Layout region records
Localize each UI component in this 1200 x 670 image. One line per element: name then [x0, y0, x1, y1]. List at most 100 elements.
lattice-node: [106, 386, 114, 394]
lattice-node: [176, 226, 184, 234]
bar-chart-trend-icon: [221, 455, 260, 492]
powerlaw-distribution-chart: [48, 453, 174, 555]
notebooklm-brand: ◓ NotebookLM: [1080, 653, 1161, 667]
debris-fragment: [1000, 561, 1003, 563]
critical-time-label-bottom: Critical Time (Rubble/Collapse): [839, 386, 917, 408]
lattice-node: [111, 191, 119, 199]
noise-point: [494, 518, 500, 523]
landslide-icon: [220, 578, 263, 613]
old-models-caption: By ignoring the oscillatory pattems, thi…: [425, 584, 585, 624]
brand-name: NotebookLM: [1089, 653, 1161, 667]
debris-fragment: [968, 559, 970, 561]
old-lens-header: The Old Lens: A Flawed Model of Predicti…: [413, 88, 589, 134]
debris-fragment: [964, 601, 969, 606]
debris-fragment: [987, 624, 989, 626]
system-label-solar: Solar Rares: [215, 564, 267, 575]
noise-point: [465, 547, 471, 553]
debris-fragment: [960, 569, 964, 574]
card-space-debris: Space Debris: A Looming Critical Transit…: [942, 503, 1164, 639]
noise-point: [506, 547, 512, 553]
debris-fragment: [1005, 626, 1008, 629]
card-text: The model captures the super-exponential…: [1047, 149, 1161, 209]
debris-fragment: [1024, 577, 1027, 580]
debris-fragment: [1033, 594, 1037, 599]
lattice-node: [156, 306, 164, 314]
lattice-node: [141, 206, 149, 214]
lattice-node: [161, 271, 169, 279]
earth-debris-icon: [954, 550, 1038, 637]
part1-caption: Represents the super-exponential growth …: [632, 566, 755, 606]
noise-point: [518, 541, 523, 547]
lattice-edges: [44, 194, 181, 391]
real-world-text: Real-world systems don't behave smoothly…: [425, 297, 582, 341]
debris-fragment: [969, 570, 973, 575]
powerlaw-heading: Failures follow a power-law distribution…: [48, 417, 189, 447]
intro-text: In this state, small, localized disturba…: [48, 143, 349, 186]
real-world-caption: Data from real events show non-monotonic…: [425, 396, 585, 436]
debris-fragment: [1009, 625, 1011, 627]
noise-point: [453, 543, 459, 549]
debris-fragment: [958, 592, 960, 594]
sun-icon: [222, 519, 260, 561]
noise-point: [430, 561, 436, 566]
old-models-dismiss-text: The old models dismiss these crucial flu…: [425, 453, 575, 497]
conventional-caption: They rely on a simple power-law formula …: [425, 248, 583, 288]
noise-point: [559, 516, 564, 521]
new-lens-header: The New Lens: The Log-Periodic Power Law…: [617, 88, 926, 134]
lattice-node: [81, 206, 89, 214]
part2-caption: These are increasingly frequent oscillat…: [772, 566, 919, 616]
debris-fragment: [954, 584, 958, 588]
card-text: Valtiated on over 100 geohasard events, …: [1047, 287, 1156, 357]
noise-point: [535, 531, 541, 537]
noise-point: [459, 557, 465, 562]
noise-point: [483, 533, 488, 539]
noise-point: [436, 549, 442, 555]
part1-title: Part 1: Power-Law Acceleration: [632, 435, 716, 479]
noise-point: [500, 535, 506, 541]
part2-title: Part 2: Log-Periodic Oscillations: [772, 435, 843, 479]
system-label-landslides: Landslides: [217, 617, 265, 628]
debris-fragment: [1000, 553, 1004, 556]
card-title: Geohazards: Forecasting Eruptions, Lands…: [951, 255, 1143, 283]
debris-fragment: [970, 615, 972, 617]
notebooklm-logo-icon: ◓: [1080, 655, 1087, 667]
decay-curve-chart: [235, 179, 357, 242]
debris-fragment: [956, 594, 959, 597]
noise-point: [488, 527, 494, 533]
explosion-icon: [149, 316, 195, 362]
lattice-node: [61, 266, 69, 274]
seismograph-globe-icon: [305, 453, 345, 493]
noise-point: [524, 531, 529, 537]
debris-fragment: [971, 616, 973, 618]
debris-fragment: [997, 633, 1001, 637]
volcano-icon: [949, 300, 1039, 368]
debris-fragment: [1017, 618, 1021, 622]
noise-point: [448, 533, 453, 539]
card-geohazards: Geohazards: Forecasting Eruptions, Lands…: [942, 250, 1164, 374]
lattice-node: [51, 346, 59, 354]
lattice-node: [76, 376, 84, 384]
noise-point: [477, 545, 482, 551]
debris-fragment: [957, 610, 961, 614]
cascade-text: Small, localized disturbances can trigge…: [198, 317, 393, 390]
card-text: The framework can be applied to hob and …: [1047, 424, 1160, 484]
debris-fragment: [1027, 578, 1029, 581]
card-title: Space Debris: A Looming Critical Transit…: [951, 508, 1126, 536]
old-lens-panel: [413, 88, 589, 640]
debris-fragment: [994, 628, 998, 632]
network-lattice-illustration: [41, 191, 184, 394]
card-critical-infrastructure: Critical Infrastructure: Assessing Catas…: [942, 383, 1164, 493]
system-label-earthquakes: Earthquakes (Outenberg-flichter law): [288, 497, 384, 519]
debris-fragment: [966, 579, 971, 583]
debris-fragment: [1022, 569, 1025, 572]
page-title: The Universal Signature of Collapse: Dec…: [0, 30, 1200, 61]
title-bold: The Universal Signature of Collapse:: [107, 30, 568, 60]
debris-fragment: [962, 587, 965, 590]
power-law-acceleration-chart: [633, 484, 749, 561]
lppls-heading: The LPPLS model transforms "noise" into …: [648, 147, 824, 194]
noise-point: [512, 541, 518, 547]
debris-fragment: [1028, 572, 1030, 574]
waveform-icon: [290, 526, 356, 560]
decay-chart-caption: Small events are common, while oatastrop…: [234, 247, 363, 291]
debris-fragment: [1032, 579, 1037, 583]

*Stated goal*: Reproduce every line of the data above without any changes.

*Output of the task*:
Localize each UI component in this 1200 x 670 image. One line per element: name then [x0, y0, x1, y1]. List at most 100 elements.
lattice-node: [106, 386, 114, 394]
lattice-node: [176, 226, 184, 234]
bar-chart-trend-icon: [221, 455, 260, 492]
powerlaw-distribution-chart: [48, 453, 174, 555]
notebooklm-brand: ◓ NotebookLM: [1080, 653, 1161, 667]
debris-fragment: [1000, 561, 1003, 563]
critical-time-label-bottom: Critical Time (Rubble/Collapse): [839, 386, 917, 408]
lattice-node: [111, 191, 119, 199]
noise-point: [494, 518, 500, 523]
landslide-icon: [220, 578, 263, 613]
old-models-caption: By ignoring the oscillatory pattems, thi…: [425, 584, 585, 624]
brand-name: NotebookLM: [1089, 653, 1161, 667]
debris-fragment: [968, 559, 970, 561]
old-lens-header: The Old Lens: A Flawed Model of Predicti…: [413, 88, 589, 134]
debris-fragment: [964, 601, 969, 606]
debris-fragment: [987, 624, 989, 626]
system-label-solar: Solar Rares: [215, 564, 267, 575]
noise-point: [465, 547, 471, 553]
debris-fragment: [960, 569, 964, 574]
card-space-debris: Space Debris: A Looming Critical Transit…: [942, 503, 1164, 639]
noise-point: [506, 547, 512, 553]
debris-fragment: [1005, 626, 1008, 629]
card-text: The model captures the super-exponential…: [1047, 149, 1161, 209]
debris-fragment: [1024, 577, 1027, 580]
debris-fragment: [1033, 594, 1037, 599]
lattice-node: [156, 306, 164, 314]
lattice-node: [141, 206, 149, 214]
lattice-node: [161, 271, 169, 279]
earth-debris-icon: [954, 550, 1038, 637]
part1-caption: Represents the super-exponential growth …: [632, 566, 755, 606]
noise-point: [518, 541, 523, 547]
lattice-edges: [44, 194, 181, 391]
real-world-text: Real-world systems don't behave smoothly…: [425, 297, 582, 341]
debris-fragment: [969, 570, 973, 575]
powerlaw-heading: Failures follow a power-law distribution…: [48, 417, 189, 447]
intro-text: In this state, small, localized disturba…: [48, 143, 349, 186]
real-world-caption: Data from real events show non-monotonic…: [425, 396, 585, 436]
debris-fragment: [1009, 625, 1011, 627]
noise-point: [453, 543, 459, 549]
debris-fragment: [958, 592, 960, 594]
sun-icon: [222, 519, 260, 561]
noise-point: [430, 561, 436, 566]
old-models-dismiss-text: The old models dismiss these crucial flu…: [425, 453, 575, 497]
conventional-caption: They rely on a simple power-law formula …: [425, 248, 583, 288]
noise-point: [559, 516, 564, 521]
new-lens-header: The New Lens: The Log-Periodic Power Law…: [617, 88, 926, 134]
lattice-node: [81, 206, 89, 214]
part2-caption: These are increasingly frequent oscillat…: [772, 566, 919, 616]
debris-fragment: [954, 584, 958, 588]
card-text: Valtiated on over 100 geohasard events, …: [1047, 287, 1156, 357]
noise-point: [535, 531, 541, 537]
noise-point: [459, 557, 465, 562]
noise-point: [483, 533, 488, 539]
noise-point: [436, 549, 442, 555]
part1-title: Part 1: Power-Law Acceleration: [632, 435, 716, 479]
noise-point: [500, 535, 506, 541]
part2-title: Part 2: Log-Periodic Oscillations: [772, 435, 843, 479]
system-label-landslides: Landslides: [217, 617, 265, 628]
debris-fragment: [1000, 553, 1004, 556]
card-title: Geohazards: Forecasting Eruptions, Lands…: [951, 255, 1143, 283]
debris-fragment: [970, 615, 972, 617]
notebooklm-logo-icon: ◓: [1080, 655, 1087, 667]
decay-curve-chart: [235, 179, 357, 242]
debris-fragment: [956, 594, 959, 597]
noise-point: [488, 527, 494, 533]
explosion-icon: [149, 316, 195, 362]
lattice-node: [61, 266, 69, 274]
seismograph-globe-icon: [305, 453, 345, 493]
noise-point: [524, 531, 529, 537]
debris-fragment: [971, 616, 973, 618]
debris-fragment: [997, 633, 1001, 637]
volcano-icon: [949, 300, 1039, 368]
debris-fragment: [1017, 618, 1021, 622]
noise-point: [448, 533, 453, 539]
card-geohazards: Geohazards: Forecasting Eruptions, Lands…: [942, 250, 1164, 374]
lattice-node: [51, 346, 59, 354]
lattice-node: [76, 376, 84, 384]
noise-point: [477, 545, 482, 551]
debris-fragment: [957, 610, 961, 614]
cascade-text: Small, localized disturbances can trigge…: [198, 317, 393, 390]
card-text: The framework can be applied to hob and …: [1047, 424, 1160, 484]
debris-fragment: [1027, 578, 1029, 581]
card-title: Space Debris: A Looming Critical Transit…: [951, 508, 1126, 536]
old-lens-panel: [413, 88, 589, 640]
debris-fragment: [994, 628, 998, 632]
network-lattice-illustration: [41, 191, 184, 394]
card-critical-infrastructure: Critical Infrastructure: Assessing Catas…: [942, 383, 1164, 493]
system-label-earthquakes: Earthquakes (Outenberg-flichter law): [288, 497, 384, 519]
debris-fragment: [966, 579, 971, 583]
debris-fragment: [1022, 569, 1025, 572]
page-title: The Universal Signature of Collapse: Dec…: [0, 30, 1200, 61]
title-bold: The Universal Signature of Collapse:: [107, 30, 568, 60]
debris-fragment: [962, 587, 965, 590]
power-law-acceleration-chart: [633, 484, 749, 561]
lppls-heading: The LPPLS model transforms "noise" into …: [648, 147, 824, 194]
noise-point: [512, 541, 518, 547]
debris-fragment: [1028, 572, 1030, 574]
waveform-icon: [290, 526, 356, 560]
decay-chart-caption: Small events are common, while oatastrop…: [234, 247, 363, 291]
debris-fragment: [1032, 579, 1037, 583]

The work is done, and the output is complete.